WRITTEN PROBLEM -
Check each line of the listing below for the string "COVID", and copy the ones that have it.

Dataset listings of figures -

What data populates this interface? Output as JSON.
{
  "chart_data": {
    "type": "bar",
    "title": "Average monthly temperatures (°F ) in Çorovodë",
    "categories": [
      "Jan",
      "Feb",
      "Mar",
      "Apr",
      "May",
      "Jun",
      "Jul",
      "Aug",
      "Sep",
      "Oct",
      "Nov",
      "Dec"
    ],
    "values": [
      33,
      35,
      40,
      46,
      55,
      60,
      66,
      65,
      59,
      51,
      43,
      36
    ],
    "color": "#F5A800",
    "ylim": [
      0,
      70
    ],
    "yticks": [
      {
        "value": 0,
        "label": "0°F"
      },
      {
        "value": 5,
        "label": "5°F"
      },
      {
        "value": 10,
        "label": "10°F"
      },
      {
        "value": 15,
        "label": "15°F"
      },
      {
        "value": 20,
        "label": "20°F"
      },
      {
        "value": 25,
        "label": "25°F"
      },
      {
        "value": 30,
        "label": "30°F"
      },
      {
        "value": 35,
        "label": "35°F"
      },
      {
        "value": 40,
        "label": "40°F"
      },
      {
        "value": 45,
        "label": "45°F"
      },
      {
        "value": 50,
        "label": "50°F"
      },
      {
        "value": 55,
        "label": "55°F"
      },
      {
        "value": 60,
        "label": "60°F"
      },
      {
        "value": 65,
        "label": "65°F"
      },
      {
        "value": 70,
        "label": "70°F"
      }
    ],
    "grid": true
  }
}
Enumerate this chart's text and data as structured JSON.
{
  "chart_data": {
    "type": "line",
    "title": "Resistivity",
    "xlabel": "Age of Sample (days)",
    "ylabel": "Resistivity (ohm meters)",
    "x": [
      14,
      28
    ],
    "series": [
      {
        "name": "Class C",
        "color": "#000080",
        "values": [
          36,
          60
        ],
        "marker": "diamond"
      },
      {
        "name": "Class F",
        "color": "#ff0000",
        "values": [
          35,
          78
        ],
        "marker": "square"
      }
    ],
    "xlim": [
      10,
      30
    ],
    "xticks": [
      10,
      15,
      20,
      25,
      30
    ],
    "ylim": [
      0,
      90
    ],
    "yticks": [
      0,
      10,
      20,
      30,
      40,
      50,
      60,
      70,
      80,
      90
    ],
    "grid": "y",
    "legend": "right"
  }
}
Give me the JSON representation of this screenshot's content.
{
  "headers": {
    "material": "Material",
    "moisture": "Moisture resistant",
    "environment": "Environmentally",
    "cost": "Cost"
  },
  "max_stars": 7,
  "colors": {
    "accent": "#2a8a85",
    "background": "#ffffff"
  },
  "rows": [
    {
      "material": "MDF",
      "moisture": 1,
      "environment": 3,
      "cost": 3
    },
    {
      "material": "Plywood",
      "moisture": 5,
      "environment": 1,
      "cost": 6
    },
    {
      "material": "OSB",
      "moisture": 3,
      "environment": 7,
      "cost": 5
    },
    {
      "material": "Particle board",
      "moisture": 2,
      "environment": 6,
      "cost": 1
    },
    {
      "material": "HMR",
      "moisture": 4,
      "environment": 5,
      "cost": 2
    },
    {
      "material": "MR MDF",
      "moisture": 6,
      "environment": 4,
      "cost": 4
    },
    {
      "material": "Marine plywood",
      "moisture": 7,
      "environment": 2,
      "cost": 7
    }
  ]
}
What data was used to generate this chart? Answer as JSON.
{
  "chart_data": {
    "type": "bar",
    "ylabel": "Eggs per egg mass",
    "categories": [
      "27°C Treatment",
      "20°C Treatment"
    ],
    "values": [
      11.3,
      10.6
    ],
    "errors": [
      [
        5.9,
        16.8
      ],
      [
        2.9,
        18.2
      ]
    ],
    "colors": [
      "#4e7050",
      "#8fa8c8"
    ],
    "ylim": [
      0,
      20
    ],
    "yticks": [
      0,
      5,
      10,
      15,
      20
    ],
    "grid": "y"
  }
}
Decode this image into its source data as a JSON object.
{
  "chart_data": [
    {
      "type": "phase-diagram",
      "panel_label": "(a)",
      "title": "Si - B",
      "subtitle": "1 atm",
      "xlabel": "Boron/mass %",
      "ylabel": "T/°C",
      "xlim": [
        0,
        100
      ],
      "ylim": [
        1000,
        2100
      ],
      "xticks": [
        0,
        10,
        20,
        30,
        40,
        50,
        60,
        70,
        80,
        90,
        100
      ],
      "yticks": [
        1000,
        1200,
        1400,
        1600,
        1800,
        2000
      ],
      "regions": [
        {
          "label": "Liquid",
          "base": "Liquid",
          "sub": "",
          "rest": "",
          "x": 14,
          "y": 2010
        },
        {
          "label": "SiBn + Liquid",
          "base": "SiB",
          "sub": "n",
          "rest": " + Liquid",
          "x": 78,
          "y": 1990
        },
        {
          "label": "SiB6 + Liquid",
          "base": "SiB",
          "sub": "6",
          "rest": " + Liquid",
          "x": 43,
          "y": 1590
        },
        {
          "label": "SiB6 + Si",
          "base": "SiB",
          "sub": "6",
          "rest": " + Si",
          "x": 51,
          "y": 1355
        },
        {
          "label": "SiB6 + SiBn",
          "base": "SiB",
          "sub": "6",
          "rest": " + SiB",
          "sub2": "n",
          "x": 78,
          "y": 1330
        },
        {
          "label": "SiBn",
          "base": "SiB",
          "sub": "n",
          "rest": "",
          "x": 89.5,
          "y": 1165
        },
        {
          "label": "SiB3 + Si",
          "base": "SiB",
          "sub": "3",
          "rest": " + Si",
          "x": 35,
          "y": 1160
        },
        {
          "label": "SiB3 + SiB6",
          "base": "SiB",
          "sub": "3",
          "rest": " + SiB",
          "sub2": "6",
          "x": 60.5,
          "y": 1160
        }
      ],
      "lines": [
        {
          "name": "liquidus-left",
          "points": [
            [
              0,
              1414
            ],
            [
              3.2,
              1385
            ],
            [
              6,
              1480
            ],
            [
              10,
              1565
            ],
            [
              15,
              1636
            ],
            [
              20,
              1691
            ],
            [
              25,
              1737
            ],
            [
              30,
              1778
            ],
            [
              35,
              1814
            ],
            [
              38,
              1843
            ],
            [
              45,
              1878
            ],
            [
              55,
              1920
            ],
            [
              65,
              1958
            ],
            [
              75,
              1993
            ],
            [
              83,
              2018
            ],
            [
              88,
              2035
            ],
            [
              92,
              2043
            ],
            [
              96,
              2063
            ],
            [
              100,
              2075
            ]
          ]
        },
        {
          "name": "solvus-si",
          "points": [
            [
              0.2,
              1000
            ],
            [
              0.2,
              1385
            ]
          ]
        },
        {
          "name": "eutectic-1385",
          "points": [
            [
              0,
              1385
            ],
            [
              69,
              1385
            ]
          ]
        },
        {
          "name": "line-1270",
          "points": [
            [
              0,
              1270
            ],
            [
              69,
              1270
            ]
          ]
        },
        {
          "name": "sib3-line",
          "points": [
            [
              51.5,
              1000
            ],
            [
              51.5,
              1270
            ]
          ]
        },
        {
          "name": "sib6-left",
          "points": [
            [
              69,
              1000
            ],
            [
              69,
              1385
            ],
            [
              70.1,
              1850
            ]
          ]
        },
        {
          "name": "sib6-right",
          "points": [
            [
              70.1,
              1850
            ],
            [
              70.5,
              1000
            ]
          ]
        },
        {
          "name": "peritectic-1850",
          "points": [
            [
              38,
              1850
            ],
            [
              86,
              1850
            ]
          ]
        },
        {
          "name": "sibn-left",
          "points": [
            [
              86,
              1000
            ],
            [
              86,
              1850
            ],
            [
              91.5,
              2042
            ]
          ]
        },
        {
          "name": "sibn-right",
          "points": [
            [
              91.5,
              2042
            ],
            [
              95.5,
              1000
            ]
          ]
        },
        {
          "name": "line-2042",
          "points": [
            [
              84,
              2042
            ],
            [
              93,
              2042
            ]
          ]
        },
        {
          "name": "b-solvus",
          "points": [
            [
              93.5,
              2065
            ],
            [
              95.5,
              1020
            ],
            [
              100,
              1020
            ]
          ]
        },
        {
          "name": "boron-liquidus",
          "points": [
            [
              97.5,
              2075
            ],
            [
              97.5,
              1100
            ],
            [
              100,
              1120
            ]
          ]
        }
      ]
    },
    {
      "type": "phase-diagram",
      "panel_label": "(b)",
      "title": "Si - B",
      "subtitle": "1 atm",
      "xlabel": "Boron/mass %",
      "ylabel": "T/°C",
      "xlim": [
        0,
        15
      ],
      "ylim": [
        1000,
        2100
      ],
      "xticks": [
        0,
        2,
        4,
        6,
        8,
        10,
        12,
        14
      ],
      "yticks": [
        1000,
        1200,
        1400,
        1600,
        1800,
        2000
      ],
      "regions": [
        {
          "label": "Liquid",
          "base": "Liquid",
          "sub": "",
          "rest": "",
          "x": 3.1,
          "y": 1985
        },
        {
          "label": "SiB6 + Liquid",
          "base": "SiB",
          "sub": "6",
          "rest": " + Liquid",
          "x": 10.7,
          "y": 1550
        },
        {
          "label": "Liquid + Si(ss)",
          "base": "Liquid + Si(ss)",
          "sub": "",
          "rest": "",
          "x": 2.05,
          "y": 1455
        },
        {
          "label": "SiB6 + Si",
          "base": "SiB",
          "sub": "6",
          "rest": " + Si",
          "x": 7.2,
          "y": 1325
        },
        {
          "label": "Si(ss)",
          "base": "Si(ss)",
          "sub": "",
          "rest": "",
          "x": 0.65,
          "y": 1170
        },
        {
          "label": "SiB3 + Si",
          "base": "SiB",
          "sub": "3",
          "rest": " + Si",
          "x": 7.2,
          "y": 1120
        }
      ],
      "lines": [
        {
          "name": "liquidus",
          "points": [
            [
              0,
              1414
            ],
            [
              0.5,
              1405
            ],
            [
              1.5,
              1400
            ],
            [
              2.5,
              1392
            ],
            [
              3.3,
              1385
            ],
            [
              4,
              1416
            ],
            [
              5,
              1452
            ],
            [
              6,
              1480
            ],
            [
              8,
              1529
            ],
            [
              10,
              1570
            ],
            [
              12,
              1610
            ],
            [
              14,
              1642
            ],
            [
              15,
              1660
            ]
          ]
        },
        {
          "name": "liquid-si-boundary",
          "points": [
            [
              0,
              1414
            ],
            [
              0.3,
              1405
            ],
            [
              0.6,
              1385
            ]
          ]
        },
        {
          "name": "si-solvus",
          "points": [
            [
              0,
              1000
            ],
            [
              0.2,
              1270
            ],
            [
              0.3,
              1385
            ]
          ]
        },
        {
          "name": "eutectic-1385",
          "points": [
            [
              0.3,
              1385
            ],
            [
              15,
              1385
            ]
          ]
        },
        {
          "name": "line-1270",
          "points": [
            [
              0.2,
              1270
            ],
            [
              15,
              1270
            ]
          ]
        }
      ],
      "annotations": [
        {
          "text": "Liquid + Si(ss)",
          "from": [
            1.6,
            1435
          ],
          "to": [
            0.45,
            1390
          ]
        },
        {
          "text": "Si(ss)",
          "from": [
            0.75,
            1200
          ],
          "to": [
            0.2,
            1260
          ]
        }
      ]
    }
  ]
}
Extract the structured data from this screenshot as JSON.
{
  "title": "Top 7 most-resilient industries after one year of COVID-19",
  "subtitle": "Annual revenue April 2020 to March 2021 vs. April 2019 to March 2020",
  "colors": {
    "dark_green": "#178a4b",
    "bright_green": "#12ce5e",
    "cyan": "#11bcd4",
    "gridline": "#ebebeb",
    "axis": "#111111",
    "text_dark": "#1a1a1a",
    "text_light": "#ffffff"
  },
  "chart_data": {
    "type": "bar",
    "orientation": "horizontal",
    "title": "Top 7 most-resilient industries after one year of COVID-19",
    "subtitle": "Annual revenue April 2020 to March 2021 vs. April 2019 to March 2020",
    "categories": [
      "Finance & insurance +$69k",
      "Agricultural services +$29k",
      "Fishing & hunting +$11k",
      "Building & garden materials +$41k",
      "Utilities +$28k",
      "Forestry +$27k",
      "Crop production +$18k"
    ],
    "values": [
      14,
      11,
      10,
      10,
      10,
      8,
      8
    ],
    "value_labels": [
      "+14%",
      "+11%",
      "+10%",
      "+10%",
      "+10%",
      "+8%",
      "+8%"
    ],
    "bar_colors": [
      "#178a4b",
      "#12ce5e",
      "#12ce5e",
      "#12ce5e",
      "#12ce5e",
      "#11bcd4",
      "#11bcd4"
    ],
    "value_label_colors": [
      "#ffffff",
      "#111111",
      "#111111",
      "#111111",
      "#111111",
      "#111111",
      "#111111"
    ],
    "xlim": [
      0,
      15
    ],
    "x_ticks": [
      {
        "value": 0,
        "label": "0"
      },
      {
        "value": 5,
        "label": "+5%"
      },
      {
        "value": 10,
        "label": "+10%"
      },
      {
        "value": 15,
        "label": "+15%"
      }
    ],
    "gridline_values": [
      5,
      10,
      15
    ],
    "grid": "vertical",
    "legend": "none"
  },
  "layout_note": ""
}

TASK RESULT -
  "title": "Top 7 most-resilient industries after one year of COVID-19",
    "title": "Top 7 most-resilient industries after one year of COVID-19",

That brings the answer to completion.